#### Directions for this task
For the entries that follow, state how many lines include the word "content", giving the number and nothing else.
····················
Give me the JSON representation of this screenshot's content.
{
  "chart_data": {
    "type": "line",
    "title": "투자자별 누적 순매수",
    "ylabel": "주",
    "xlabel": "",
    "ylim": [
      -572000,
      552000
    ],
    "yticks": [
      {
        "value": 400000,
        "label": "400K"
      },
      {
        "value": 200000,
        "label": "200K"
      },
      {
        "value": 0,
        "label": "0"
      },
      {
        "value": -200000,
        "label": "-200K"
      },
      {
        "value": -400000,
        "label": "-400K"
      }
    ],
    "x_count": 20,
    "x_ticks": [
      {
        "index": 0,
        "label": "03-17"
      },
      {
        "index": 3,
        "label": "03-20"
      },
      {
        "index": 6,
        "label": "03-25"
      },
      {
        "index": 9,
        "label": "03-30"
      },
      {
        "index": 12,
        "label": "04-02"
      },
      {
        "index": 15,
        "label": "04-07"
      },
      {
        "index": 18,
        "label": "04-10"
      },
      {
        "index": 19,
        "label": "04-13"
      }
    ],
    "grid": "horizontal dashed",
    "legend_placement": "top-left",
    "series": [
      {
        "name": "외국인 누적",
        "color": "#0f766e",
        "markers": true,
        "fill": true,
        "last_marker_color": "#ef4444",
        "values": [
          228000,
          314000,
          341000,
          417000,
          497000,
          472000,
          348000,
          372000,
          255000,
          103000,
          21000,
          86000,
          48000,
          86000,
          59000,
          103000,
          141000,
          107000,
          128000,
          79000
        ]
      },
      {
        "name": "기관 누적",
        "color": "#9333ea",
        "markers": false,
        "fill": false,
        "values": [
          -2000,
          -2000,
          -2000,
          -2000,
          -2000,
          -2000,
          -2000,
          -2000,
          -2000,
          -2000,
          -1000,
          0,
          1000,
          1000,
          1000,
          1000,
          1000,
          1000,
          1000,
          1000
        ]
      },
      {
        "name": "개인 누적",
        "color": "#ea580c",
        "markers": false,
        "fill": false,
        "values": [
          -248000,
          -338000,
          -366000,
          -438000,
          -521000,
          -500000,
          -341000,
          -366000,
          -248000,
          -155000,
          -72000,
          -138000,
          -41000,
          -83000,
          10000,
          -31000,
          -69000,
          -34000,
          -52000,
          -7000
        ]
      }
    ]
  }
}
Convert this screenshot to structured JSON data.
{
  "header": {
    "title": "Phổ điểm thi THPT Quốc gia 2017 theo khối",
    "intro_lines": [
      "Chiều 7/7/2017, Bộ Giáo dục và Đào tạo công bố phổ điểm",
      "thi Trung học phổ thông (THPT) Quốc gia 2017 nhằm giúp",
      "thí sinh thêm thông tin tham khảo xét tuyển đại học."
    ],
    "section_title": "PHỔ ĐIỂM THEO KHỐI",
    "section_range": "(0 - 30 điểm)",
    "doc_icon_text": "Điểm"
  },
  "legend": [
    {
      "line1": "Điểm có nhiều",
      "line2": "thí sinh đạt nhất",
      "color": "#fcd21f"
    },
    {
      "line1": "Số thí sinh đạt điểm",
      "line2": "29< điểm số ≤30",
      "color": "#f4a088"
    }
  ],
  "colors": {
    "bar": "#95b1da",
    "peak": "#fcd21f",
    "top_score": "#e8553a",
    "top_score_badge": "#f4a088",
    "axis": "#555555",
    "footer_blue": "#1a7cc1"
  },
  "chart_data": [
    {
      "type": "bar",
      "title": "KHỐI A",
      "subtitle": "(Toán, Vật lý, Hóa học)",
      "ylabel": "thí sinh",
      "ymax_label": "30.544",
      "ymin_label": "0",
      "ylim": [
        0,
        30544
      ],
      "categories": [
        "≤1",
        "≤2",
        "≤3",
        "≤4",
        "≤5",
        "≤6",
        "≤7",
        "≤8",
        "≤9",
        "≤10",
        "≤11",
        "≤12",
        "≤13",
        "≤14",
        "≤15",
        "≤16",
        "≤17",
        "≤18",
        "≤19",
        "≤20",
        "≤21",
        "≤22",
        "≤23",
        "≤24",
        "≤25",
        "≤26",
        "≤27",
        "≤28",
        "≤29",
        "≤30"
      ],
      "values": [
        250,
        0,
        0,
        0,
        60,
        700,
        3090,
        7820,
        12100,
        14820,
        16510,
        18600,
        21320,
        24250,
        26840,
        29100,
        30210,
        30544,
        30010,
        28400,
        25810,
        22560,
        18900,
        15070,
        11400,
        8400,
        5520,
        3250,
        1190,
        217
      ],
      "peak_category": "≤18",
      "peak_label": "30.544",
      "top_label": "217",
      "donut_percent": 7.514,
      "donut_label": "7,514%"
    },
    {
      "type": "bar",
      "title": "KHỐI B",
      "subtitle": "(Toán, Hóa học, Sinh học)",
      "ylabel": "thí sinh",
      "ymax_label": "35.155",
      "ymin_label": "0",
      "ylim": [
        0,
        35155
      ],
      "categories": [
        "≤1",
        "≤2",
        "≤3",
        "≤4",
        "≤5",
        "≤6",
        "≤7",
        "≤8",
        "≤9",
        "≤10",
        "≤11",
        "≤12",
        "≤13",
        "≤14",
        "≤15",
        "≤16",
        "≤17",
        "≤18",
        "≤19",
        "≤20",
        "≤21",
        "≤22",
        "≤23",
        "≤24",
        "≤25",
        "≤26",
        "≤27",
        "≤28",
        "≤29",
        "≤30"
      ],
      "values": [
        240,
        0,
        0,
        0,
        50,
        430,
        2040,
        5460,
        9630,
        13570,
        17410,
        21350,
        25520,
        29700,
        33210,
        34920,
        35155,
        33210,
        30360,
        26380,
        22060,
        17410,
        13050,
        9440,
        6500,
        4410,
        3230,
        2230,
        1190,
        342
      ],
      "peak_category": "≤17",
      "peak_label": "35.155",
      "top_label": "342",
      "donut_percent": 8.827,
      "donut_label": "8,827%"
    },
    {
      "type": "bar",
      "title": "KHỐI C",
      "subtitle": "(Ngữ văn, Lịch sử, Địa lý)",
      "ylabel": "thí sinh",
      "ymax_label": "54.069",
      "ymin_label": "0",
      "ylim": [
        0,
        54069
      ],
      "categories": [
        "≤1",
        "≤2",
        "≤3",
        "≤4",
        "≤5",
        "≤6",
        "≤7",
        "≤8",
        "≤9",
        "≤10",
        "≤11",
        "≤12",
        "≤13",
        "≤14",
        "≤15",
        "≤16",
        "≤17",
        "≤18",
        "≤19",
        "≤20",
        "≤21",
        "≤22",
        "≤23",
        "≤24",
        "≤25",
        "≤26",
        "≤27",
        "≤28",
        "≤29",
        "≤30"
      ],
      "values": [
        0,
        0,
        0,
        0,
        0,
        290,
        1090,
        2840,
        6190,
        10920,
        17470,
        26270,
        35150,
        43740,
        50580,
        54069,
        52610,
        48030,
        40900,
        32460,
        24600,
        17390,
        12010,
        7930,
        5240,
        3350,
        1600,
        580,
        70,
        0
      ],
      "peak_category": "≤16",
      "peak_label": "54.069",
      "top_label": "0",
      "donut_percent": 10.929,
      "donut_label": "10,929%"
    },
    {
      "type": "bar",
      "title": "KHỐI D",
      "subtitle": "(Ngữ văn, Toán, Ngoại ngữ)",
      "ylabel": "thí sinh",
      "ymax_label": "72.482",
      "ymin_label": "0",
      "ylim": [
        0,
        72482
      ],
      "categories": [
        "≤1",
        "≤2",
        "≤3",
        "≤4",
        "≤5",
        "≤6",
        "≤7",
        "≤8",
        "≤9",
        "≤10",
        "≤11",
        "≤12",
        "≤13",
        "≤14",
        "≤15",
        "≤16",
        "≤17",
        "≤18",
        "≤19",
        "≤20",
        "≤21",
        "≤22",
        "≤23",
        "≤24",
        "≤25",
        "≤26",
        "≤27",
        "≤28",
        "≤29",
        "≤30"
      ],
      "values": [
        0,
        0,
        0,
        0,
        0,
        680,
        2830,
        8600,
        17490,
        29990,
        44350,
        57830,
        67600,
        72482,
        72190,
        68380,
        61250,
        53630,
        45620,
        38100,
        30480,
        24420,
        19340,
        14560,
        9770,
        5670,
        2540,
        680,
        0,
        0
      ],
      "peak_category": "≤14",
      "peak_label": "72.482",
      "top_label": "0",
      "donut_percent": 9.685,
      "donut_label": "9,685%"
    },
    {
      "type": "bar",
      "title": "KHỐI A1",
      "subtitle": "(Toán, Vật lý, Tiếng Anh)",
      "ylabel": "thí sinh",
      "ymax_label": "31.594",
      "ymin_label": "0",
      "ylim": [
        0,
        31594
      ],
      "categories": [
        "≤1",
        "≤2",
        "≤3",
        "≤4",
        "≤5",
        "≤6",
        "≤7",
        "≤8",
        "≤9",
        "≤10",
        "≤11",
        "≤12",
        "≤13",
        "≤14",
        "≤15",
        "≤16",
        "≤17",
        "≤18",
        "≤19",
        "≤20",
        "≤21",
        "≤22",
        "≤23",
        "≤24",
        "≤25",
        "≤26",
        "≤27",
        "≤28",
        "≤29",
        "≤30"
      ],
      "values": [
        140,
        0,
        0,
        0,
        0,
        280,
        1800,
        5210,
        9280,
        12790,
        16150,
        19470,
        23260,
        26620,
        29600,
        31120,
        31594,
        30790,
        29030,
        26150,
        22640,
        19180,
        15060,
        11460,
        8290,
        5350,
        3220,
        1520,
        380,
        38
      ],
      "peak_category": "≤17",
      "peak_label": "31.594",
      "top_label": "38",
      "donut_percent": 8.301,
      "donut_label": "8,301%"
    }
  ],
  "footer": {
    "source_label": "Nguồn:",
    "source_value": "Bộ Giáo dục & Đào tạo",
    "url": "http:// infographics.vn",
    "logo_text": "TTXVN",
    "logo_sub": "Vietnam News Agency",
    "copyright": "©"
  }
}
····················
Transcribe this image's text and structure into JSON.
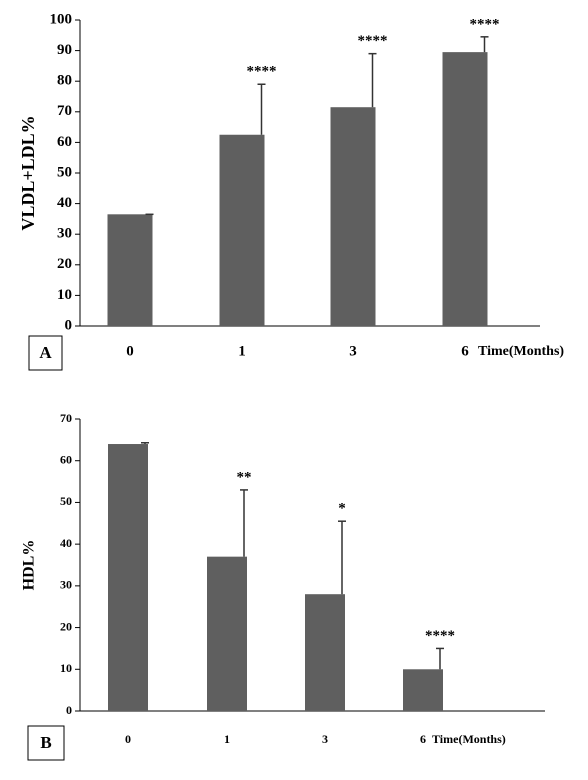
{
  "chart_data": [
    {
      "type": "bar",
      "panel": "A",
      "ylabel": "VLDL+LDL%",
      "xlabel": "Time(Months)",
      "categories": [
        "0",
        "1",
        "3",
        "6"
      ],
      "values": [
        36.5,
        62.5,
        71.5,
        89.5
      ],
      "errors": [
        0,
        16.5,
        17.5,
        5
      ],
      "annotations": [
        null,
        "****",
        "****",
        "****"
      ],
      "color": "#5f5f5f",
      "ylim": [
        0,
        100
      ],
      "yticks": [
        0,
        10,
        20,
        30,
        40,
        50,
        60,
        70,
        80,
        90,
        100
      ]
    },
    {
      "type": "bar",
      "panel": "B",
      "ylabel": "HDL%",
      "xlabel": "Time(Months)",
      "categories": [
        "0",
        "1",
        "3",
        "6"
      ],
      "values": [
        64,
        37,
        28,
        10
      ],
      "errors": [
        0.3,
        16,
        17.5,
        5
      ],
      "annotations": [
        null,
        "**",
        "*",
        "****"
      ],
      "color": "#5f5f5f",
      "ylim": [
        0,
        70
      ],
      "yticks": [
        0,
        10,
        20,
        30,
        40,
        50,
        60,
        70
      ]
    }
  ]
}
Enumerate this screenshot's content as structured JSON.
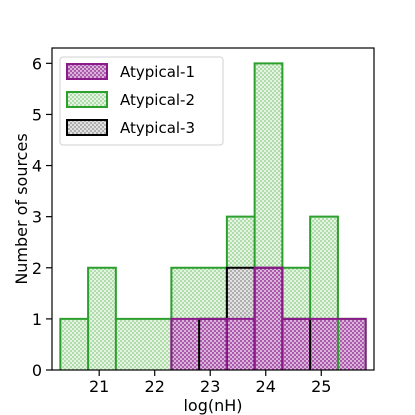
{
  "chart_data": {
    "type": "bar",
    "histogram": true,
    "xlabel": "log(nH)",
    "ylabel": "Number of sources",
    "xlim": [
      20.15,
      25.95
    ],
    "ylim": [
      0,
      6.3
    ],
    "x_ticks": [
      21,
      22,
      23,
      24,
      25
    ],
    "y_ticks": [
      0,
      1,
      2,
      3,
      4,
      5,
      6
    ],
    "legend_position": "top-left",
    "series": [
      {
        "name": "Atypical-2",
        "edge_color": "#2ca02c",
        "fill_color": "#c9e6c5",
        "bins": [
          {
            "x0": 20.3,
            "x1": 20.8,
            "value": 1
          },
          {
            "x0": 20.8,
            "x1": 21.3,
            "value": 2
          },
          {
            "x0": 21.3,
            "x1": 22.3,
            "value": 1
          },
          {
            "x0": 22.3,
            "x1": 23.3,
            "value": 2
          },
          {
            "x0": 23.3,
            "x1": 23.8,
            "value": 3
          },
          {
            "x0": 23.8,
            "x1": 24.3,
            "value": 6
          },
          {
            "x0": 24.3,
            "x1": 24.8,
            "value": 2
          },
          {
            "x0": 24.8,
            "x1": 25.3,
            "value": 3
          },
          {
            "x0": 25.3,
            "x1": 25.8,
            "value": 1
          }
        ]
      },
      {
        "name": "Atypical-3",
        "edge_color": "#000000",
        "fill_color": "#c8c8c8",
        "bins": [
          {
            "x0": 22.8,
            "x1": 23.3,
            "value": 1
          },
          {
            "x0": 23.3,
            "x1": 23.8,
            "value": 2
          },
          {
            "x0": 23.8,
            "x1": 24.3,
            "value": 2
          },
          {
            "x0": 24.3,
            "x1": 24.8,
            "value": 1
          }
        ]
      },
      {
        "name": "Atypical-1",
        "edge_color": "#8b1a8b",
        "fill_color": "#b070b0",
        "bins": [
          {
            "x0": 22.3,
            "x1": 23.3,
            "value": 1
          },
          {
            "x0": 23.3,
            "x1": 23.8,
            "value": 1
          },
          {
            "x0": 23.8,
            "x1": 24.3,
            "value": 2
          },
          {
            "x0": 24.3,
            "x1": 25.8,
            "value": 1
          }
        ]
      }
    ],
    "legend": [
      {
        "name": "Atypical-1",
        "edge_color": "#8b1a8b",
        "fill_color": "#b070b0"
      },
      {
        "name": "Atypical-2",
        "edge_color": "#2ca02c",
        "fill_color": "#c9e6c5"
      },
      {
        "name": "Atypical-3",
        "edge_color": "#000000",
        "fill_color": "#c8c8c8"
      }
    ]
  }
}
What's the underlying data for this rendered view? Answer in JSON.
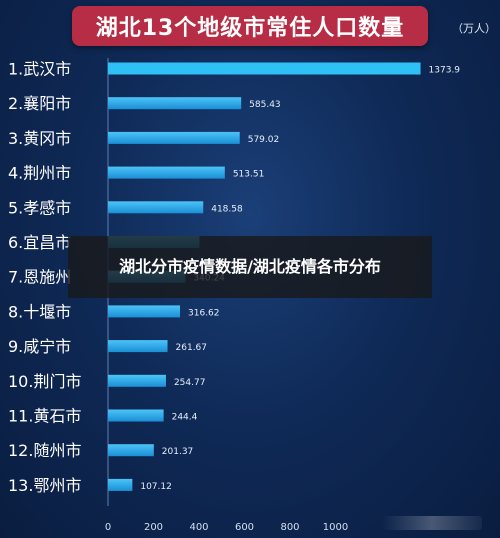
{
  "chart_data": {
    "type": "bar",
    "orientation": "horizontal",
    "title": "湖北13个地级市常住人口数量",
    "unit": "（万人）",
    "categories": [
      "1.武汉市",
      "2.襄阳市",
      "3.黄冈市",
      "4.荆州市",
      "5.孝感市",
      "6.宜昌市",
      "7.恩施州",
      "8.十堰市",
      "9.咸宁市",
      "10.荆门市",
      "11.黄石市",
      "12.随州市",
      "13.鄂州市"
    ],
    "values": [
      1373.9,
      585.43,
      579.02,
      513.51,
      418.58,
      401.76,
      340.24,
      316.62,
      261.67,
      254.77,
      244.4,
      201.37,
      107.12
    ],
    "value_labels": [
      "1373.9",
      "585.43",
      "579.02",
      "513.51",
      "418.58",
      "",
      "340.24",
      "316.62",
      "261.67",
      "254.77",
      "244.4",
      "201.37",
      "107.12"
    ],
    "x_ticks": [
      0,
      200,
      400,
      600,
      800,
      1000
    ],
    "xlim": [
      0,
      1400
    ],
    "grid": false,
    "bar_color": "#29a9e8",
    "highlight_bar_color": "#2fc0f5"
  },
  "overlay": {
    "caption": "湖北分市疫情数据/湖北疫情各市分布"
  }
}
····················
#### Exercise solution
2